_Erforderliche Schritte_:
**1.** Liste alle Bereiche auf, für die der Textabschnitt zu Schumanns Sinfonie Inkonsequenzen in der Handschrift namentlich anführt.
**2.** Gib bitte den Textabschnitt zu Schumanns Sinfonie wortgetreu wieder, beginnend bei „Die beiden Abschriften“ und endend bei „den gedruckten Stimmen.“.

_Textabschnitt_:
______________________________
Die beiden Abschriften haben miteinander gewisse Notationsweisen gemein: z.B. finden sich die häufigen Wechsel vom Bassschlüssel zum Tenorschlüssel im Fagott in beiden Handschriften an denselben Stellen, und zwar andernorts als in den gedruckten Stimmen.
Bei der Korrektur der Partitur-Abzüge im Herbst 1852 nahm Schumann eine weitere Änderung vor: er revidierte die Metronom-Angaben, wobei mit Ausnahme des zweiten Satzes alle Tempi verlangsamt wurden.
In den letzten Jahren haben Wissenschaftler erkannt, dass die deutlich langsameren Tempi in Schumanns Spätwerk (und ebenfalls in den revidierten Metronom-Ausgaben mancher seiner in den 1850er Jahren neu herausgegebenen frühen Werke) nicht einem möglicherweise fehlerhaften Metronom zugeschrieben werden müssen, sondern der veränderten Zeitvorstellung des Komponisten.
Schumann vollendete die Revision am 28. April 1852, wie er auf der letzten Seite der Handschrift notierte. Für diese Revision benutzte er eine Tinte, die heute dünn und umbrafarben erscheint. Auf Grund der charakteristischen Tintenfarbe und der typischen eckigen, abgesetzten Züge der späten Schrift Schumanns lassen sich die Eintragungen von 1852 von den Verbesserungen der frühen vierziger Jahren leicht unterscheiden.
Nachdem Schumann dem Verleger die Stichvorlage geliefert hatte, die er unzutreffend als „ein ganz correctes Exemplar der Partitur meiner 1 sten Symphonie“ bezeichnete, widmete er der Sinfonie wenig mehr an Zeit und las offenbar bei nur einem Durchgang Korrektur. Diese Beschreibung der Handschrift als ganz correct ist jedoch kaum zutreffend. Schumann korrigierte nur wenige Schreibfehler, und es finden sich viele Inkonsequenzen in bezug auf Phrasierung, Artikulation, Vortragsbezeichnungen usw. An einer Stelle radierte der Kopist einen Fehler aus und versäumte dann, den richtigen Text einzutragen. Sogar Schumann selbst übersah diese Unterlassung. Ein anderer jedoch verbrachte viel Zeit damit, die Partitur zu vereinheitlichen und ihre Lesarten weitestgehend in Übereinstimmung mit denen der mehr als elf Jahre zuvor gedruckten Stimmen zu bringen. Auf diese Weise brachte es der Verlagslektor trotz der fehlerhaften Stichvorlage zustande, durch Vergleich mit Schumanns neuen Revisionen von 1852 einen Notentext für die Druckausgabe der Partitur zu erstellen, der, wenn auch nicht unfehlbar, so doch wirklich gut war.
______________________________
_Bereitgestellte Angaben_:

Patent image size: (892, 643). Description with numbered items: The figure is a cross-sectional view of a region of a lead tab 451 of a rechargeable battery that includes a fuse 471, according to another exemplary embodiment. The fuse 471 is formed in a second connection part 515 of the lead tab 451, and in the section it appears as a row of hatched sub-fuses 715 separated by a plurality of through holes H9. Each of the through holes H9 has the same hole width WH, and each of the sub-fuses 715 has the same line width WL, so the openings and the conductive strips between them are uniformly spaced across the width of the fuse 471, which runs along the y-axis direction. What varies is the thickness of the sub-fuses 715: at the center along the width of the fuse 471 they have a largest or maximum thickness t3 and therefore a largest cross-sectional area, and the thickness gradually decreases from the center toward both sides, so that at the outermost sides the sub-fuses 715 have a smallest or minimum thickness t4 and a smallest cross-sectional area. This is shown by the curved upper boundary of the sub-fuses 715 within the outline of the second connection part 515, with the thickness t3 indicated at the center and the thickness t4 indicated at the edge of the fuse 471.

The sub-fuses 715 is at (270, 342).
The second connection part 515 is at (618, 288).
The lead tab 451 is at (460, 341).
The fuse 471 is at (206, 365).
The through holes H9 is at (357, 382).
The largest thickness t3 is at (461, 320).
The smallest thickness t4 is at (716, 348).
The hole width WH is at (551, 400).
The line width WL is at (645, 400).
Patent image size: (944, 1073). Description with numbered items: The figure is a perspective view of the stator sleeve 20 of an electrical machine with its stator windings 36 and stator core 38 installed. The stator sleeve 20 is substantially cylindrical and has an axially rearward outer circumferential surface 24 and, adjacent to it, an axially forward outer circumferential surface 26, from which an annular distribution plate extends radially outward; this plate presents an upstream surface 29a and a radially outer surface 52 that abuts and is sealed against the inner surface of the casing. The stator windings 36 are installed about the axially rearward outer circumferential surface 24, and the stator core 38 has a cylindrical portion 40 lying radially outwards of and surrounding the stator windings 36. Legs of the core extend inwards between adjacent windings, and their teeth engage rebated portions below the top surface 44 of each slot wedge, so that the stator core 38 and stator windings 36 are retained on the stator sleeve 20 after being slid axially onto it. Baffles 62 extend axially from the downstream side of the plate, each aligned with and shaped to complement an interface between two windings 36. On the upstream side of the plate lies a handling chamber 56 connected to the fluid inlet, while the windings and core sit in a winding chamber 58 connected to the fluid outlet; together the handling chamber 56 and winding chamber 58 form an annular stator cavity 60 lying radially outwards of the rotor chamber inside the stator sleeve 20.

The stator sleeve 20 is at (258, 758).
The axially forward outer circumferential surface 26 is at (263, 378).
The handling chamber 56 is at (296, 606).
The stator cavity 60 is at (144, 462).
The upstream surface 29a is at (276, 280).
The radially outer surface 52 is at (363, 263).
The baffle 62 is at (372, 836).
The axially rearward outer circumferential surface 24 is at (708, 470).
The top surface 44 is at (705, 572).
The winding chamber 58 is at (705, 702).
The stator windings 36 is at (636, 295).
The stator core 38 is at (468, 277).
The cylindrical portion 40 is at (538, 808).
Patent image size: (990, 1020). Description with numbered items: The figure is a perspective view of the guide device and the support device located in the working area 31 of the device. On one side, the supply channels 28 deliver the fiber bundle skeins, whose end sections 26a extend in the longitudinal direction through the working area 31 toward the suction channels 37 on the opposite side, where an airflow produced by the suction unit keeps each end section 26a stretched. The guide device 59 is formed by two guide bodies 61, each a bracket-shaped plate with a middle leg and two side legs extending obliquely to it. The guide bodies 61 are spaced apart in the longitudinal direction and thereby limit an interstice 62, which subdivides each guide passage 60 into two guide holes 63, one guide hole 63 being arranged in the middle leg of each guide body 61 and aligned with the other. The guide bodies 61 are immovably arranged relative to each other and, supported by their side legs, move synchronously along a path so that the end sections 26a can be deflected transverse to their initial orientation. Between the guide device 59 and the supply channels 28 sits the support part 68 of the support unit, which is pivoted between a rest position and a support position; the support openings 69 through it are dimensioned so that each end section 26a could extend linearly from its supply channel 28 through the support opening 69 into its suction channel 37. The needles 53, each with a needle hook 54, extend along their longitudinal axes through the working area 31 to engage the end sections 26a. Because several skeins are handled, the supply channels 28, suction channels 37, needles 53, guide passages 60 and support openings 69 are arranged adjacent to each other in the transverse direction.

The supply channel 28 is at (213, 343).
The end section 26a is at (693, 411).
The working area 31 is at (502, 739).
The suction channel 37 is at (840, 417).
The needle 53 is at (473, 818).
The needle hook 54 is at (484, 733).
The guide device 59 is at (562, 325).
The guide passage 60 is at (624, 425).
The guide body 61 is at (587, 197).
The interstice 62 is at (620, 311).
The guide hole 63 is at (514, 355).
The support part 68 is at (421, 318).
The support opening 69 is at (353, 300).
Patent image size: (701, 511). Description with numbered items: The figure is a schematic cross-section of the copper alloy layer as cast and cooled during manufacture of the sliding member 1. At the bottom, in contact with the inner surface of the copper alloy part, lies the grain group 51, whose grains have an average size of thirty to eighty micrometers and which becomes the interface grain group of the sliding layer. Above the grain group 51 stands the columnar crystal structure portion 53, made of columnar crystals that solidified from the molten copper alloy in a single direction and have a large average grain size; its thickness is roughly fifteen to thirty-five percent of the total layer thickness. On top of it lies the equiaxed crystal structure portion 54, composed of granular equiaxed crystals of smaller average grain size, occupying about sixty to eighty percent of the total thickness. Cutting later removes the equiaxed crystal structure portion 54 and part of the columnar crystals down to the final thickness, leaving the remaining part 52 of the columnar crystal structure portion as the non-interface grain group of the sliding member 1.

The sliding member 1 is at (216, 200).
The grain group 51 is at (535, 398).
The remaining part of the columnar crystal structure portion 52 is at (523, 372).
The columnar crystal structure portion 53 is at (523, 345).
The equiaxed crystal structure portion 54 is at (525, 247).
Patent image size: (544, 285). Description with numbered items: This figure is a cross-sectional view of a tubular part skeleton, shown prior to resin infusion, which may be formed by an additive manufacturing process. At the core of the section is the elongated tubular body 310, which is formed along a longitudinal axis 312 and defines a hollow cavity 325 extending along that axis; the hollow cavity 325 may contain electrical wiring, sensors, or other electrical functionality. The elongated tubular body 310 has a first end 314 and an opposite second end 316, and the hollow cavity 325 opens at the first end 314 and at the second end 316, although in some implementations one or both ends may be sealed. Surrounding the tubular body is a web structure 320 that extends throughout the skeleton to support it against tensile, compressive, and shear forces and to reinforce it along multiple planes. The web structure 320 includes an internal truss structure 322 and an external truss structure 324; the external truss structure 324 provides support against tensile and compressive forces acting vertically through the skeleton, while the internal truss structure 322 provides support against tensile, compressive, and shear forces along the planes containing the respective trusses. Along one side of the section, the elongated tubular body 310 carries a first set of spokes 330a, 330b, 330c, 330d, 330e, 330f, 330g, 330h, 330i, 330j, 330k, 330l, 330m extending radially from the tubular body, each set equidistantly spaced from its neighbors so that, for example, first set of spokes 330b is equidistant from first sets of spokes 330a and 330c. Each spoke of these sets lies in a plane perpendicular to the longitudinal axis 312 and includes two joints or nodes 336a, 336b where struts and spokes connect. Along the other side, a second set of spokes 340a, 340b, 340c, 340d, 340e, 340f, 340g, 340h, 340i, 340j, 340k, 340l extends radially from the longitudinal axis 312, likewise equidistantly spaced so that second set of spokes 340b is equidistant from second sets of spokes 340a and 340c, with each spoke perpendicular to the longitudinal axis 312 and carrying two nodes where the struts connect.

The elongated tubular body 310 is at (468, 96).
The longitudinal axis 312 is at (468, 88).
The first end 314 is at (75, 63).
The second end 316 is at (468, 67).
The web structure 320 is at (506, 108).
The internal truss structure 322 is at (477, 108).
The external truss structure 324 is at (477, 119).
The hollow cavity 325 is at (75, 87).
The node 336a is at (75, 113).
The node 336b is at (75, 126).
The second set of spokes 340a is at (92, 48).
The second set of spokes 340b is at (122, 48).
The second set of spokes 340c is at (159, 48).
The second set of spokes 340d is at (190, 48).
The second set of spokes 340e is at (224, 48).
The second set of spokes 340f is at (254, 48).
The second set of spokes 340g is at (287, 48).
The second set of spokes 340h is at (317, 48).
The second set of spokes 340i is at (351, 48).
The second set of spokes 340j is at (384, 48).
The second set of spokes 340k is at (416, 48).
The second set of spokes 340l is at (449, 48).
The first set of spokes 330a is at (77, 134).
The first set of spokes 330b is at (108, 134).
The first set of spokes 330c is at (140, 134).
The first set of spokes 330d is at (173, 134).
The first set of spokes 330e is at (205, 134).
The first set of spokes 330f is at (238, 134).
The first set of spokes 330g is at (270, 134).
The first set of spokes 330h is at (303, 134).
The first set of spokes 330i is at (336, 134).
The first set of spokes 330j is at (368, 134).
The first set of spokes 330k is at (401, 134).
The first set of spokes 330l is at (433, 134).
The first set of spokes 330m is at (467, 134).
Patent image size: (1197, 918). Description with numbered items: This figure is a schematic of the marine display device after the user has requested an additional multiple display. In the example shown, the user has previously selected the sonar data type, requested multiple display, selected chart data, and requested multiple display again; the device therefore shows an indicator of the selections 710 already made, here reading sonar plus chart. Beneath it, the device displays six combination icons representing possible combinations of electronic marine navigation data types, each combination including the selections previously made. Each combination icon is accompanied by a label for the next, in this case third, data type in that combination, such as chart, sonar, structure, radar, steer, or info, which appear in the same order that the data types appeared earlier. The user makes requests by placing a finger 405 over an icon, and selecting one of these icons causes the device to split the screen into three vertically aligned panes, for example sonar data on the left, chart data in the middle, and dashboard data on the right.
______________________________
_Lösungen_:
**1.** Phrasierung, Artikulation, Vortragsbezeichnungen

**2.**
Die beiden Abschriften haben miteinander gewisse Notationsweisen gemein: z.B. finden sich die häufigen Wechsel vom Bassschlüssel zum Tenorschlüssel im Fagott in beiden Handschriften an denselben Stellen, und zwar andernorts als in den gedruckten Stimmen.